Given instruction: Check each line of the data below for the word "точки", then extract the ones that have it.

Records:
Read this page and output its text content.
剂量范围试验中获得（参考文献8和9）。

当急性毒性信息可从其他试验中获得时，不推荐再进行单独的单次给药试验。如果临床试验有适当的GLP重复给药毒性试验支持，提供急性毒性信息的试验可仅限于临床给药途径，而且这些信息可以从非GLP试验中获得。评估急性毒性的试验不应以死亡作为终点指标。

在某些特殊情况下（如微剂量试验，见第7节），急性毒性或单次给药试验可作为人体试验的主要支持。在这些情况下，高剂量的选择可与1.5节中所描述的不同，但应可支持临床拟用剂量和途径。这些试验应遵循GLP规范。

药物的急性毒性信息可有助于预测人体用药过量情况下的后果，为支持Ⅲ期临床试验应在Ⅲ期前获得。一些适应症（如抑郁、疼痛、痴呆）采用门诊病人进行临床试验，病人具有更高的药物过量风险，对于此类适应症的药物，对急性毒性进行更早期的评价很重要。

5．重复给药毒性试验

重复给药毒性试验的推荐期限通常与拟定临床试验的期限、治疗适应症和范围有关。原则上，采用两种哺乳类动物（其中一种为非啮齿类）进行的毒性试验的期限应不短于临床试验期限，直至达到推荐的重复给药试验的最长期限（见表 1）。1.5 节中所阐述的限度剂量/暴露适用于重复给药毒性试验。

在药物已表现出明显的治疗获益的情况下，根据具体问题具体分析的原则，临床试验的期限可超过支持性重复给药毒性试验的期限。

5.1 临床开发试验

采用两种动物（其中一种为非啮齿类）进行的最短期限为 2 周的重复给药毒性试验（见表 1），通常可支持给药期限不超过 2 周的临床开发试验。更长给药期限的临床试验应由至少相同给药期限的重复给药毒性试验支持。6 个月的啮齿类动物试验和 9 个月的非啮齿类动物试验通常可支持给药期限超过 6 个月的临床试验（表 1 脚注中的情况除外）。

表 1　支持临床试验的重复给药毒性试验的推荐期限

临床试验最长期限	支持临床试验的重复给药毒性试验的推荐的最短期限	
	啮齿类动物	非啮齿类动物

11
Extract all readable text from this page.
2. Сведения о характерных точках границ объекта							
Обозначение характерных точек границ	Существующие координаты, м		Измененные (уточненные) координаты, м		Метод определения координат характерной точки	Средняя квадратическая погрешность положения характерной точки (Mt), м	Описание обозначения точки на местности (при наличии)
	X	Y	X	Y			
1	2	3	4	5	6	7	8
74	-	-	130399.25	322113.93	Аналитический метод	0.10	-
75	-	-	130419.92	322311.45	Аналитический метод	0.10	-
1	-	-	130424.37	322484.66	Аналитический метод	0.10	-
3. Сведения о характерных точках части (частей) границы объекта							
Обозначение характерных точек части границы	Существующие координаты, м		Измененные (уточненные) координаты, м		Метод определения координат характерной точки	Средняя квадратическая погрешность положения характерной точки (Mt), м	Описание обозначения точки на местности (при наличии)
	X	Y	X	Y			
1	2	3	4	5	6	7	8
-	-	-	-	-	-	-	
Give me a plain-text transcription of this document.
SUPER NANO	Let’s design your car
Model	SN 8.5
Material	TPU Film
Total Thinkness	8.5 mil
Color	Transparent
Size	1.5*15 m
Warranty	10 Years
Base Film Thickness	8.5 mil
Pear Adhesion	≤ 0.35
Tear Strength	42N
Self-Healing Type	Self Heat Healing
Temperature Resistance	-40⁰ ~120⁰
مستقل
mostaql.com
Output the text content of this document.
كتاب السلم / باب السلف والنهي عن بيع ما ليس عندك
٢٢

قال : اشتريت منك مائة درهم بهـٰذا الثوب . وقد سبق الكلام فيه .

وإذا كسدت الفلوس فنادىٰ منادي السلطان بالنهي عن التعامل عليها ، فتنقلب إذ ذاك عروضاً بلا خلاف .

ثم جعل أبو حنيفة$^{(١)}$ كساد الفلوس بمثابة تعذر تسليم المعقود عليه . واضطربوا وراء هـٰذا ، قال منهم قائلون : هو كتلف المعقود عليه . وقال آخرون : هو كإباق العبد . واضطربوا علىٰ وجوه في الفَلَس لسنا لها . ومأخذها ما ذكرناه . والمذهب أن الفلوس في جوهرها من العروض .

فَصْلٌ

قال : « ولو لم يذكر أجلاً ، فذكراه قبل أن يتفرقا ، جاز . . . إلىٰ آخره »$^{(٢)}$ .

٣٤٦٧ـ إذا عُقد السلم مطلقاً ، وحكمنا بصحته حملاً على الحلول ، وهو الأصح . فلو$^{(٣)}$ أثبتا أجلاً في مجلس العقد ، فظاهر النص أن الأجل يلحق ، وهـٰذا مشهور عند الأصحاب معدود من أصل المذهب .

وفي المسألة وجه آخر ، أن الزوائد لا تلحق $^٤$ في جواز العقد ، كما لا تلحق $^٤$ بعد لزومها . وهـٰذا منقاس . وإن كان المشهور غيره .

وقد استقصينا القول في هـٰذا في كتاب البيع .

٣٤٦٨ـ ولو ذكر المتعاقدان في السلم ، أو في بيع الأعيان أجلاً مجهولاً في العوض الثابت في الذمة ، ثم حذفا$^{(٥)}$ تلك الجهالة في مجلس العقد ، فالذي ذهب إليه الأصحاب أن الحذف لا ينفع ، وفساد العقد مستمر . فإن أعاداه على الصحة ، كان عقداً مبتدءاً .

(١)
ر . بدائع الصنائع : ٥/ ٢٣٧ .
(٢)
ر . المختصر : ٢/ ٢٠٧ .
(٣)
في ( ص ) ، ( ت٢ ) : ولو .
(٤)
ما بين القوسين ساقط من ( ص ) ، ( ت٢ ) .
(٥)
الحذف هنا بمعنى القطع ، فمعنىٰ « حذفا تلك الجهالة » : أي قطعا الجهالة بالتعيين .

Task response:
Обозначение характерных точек границ	Существующие координаты, м		Измененные (уточненные) координаты, м		Метод определения координат характерной точки	Средняя квадратическая погрешность положения характерной точки (Mt), м	Описание обозначения точки на местности (при наличии)
Обозначение характерных точек части границы	Существующие координаты, м		Измененные (уточненные) координаты, м		Метод определения координат характерной точки	Средняя квадратическая погрешность положения характерной точки (Mt), м	Описание обозначения точки на местности (при наличии)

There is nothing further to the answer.